Exercise:
Search the data for the word "this". Reproduce every line where it is found.
---------- Input data ----------
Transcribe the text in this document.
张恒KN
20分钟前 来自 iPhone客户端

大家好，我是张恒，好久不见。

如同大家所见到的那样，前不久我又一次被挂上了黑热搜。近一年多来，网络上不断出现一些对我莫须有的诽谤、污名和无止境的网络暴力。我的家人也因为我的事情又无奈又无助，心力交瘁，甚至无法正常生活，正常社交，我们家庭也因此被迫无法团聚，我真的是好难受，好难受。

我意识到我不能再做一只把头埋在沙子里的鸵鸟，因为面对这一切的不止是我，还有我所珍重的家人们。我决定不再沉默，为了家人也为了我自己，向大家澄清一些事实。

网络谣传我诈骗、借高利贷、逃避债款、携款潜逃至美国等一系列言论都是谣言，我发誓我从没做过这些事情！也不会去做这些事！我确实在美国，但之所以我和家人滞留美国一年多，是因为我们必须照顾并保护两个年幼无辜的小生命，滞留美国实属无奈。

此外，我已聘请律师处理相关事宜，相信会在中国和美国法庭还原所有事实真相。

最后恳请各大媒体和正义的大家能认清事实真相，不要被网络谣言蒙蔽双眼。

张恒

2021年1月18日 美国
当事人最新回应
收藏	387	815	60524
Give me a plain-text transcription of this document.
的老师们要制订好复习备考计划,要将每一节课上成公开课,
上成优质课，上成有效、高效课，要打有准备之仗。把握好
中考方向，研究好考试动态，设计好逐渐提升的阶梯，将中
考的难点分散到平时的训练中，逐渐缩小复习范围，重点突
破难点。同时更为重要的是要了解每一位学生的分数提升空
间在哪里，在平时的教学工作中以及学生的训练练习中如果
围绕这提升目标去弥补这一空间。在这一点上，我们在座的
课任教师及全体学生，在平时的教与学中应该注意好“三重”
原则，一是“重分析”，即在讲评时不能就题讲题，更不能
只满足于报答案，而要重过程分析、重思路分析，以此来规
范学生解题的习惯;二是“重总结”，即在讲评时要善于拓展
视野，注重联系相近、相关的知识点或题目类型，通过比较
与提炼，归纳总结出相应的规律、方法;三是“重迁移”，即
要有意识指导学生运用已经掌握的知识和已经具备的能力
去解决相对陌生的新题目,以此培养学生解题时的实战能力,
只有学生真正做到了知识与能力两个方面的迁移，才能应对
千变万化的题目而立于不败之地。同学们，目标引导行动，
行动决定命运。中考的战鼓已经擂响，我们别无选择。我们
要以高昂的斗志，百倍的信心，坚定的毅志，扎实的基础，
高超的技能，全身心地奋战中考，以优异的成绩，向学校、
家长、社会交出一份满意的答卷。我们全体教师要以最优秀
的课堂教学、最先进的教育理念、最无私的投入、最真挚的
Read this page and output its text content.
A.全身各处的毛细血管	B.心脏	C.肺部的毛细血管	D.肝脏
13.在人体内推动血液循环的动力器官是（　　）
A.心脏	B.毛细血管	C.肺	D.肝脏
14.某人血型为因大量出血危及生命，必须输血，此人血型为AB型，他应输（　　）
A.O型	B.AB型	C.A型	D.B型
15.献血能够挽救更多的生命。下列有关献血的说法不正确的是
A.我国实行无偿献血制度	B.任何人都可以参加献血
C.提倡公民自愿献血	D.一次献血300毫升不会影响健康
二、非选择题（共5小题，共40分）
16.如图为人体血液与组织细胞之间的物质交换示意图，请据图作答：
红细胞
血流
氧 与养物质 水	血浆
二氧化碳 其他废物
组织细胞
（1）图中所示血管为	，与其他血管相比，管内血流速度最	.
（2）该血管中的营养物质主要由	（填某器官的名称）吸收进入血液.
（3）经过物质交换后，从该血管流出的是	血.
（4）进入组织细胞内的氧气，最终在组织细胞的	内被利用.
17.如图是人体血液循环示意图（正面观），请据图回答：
----------
Correct result:
Transcribe the text in this document.
Give me a plain-text transcription of this document.
Read this page and output its text content.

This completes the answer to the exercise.